» EXERCISE INSTRUCTIONS:
Keep only the lines that hold the string "elevation", filtering out the rest of the entries below.

» DATA ENTRIES:
──────────

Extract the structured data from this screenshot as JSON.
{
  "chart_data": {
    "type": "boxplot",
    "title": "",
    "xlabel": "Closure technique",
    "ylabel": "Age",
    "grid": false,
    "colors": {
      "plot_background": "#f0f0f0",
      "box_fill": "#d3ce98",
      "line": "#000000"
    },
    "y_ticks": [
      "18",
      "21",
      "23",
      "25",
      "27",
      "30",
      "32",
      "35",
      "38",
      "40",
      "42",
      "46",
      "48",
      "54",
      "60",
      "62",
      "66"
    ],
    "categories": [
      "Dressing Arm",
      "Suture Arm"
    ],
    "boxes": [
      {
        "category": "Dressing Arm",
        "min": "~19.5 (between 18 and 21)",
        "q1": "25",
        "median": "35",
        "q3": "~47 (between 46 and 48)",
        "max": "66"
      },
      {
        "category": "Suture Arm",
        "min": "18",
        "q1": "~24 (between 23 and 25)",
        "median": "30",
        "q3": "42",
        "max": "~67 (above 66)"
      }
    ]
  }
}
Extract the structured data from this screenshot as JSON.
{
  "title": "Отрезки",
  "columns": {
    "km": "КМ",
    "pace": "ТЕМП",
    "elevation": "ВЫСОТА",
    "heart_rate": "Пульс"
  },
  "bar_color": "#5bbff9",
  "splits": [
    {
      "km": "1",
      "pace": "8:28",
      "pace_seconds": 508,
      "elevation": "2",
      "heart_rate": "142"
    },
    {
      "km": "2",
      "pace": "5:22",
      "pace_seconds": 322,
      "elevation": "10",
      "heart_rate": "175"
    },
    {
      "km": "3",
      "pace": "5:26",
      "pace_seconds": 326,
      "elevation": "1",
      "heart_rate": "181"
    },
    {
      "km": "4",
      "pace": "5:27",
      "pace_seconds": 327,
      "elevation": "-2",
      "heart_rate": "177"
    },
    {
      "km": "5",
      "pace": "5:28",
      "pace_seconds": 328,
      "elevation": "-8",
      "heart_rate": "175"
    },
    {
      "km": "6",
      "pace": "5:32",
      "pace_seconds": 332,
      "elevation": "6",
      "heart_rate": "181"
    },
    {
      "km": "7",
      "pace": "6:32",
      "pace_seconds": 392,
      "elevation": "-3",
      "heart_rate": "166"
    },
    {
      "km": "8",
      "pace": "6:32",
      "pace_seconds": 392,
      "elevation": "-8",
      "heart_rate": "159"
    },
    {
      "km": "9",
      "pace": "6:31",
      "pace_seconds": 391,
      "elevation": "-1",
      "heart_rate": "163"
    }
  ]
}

──────────

» TASK SOLUTION:
    "elevation": "ВЫСОТА",
      "elevation": "2",
      "elevation": "10",
      "elevation": "1",
      "elevation": "-2",
      "elevation": "-8",
      "elevation": "6",
      "elevation": "-3",
      "elevation": "-8",
      "elevation": "-1",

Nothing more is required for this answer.